DESCRIPTION OF THE TASK: Each entry below is to be transcribed exactly.

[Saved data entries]
========
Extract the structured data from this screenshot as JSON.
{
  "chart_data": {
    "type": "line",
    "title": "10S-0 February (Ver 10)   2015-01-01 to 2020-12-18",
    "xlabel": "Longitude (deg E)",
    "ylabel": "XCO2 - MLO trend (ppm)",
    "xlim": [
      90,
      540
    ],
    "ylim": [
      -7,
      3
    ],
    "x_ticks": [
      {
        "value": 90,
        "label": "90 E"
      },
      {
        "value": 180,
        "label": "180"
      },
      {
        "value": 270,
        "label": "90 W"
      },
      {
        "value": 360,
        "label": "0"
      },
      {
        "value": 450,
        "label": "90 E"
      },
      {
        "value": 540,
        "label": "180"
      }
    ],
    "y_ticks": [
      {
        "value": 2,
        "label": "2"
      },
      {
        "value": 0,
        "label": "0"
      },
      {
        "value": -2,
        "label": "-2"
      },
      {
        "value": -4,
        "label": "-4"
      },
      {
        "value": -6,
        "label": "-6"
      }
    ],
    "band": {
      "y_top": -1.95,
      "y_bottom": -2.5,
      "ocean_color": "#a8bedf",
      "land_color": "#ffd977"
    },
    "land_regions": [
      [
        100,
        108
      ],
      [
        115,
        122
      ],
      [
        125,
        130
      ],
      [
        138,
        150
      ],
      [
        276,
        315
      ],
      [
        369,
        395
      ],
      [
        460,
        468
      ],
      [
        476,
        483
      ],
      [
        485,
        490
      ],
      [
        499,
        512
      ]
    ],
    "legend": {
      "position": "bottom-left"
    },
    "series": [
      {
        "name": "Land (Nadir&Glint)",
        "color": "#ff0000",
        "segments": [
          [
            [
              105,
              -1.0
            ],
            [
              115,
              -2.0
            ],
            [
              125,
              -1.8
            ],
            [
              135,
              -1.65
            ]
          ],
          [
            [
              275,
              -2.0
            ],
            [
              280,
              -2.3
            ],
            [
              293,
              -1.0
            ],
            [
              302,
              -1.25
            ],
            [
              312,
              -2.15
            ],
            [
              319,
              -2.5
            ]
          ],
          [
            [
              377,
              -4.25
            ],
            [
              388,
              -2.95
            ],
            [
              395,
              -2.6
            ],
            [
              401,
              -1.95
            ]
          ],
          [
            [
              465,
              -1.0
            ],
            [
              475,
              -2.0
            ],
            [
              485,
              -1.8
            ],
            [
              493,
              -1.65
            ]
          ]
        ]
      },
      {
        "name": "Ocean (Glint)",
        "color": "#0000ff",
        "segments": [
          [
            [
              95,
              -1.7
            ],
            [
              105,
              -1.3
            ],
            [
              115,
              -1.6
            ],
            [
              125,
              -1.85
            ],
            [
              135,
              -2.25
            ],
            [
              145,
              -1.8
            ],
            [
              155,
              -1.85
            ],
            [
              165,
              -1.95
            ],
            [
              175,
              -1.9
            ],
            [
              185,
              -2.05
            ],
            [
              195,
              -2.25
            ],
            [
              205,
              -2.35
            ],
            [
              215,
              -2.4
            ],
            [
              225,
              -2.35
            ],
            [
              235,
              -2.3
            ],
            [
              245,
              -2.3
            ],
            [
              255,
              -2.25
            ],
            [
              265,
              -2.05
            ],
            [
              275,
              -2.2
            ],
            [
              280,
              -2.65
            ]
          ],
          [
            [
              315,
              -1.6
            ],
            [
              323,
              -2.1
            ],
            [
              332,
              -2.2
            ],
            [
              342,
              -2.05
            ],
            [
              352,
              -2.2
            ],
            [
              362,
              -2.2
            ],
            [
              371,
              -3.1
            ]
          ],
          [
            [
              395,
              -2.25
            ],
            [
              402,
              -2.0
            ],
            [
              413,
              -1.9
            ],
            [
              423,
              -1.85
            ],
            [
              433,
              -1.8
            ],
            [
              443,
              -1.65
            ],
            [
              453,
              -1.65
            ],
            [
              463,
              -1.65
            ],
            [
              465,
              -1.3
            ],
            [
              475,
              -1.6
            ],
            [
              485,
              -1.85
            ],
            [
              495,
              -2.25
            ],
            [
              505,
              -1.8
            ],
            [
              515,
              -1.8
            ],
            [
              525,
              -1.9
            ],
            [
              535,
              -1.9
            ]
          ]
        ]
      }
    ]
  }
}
========
RESPONSE TO THIS EXERCISE:
Extract the structured data from this screenshot as JSON.
{
  "chart_data": {
    "type": "line",
    "title": "10S-0 February (Ver 10)   2015-01-01 to 2020-12-18",
    "xlabel": "Longitude (deg E)",
    "ylabel": "XCO2 - MLO trend (ppm)",
    "xlim": [
      90,
      540
    ],
    "ylim": [
      -7,
      3
    ],
    "x_ticks": [
      {
        "value": 90,
        "label": "90 E"
      },
      {
        "value": 180,
        "label": "180"
      },
      {
        "value": 270,
        "label": "90 W"
      },
      {
        "value": 360,
        "label": "0"
      },
      {
        "value": 450,
        "label": "90 E"
      },
      {
        "value": 540,
        "label": "180"
      }
    ],
    "y_ticks": [
      {
        "value": 2,
        "label": "2"
      },
      {
        "value": 0,
        "label": "0"
      },
      {
        "value": -2,
        "label": "-2"
      },
      {
        "value": -4,
        "label": "-4"
      },
      {
        "value": -6,
        "label": "-6"
      }
    ],
    "band": {
      "y_top": -1.95,
      "y_bottom": -2.5,
      "ocean_color": "#a8bedf",
      "land_color": "#ffd977"
    },
    "land_regions": [
      [
        100,
        108
      ],
      [
        115,
        122
      ],
      [
        125,
        130
      ],
      [
        138,
        150
      ],
      [
        276,
        315
      ],
      [
        369,
        395
      ],
      [
        460,
        468
      ],
      [
        476,
        483
      ],
      [
        485,
        490
      ],
      [
        499,
        512
      ]
    ],
    "legend": {
      "position": "bottom-left"
    },
    "series": [
      {
        "name": "Land (Nadir&Glint)",
        "color": "#ff0000",
        "segments": [
          [
            [
              105,
              -1.0
            ],
            [
              115,
              -2.0
            ],
            [
              125,
              -1.8
            ],
            [
              135,
              -1.65
            ]
          ],
          [
            [
              275,
              -2.0
            ],
            [
              280,
              -2.3
            ],
            [
              293,
              -1.0
            ],
            [
              302,
              -1.25
            ],
            [
              312,
              -2.15
            ],
            [
              319,
              -2.5
            ]
          ],
          [
            [
              377,
              -4.25
            ],
            [
              388,
              -2.95
            ],
            [
              395,
              -2.6
            ],
            [
              401,
              -1.95
            ]
          ],
          [
            [
              465,
              -1.0
            ],
            [
              475,
              -2.0
            ],
            [
              485,
              -1.8
            ],
            [
              493,
              -1.65
            ]
          ]
        ]
      },
      {
        "name": "Ocean (Glint)",
        "color": "#0000ff",
        "segments": [
          [
            [
              95,
              -1.7
            ],
            [
              105,
              -1.3
            ],
            [
              115,
              -1.6
            ],
            [
              125,
              -1.85
            ],
            [
              135,
              -2.25
            ],
            [
              145,
              -1.8
            ],
            [
              155,
              -1.85
            ],
            [
              165,
              -1.95
            ],
            [
              175,
              -1.9
            ],
            [
              185,
              -2.05
            ],
            [
              195,
              -2.25
            ],
            [
              205,
              -2.35
            ],
            [
              215,
              -2.4
            ],
            [
              225,
              -2.35
            ],
            [
              235,
              -2.3
            ],
            [
              245,
              -2.3
            ],
            [
              255,
              -2.25
            ],
            [
              265,
              -2.05
            ],
            [
              275,
              -2.2
            ],
            [
              280,
              -2.65
            ]
          ],
          [
            [
              315,
              -1.6
            ],
            [
              323,
              -2.1
            ],
            [
              332,
              -2.2
            ],
            [
              342,
              -2.05
            ],
            [
              352,
              -2.2
            ],
            [
              362,
              -2.2
            ],
            [
              371,
              -3.1
            ]
          ],
          [
            [
              395,
              -2.25
            ],
            [
              402,
              -2.0
            ],
            [
              413,
              -1.9
            ],
            [
              423,
              -1.85
            ],
            [
              433,
              -1.8
            ],
            [
              443,
              -1.65
            ],
            [
              453,
              -1.65
            ],
            [
              463,
              -1.65
            ],
            [
              465,
              -1.3
            ],
            [
              475,
              -1.6
            ],
            [
              485,
              -1.85
            ],
            [
              495,
              -2.25
            ],
            [
              505,
              -1.8
            ],
            [
              515,
              -1.8
            ],
            [
              525,
              -1.9
            ],
            [
              535,
              -1.9
            ]
          ]
        ]
      }
    ]
  }
}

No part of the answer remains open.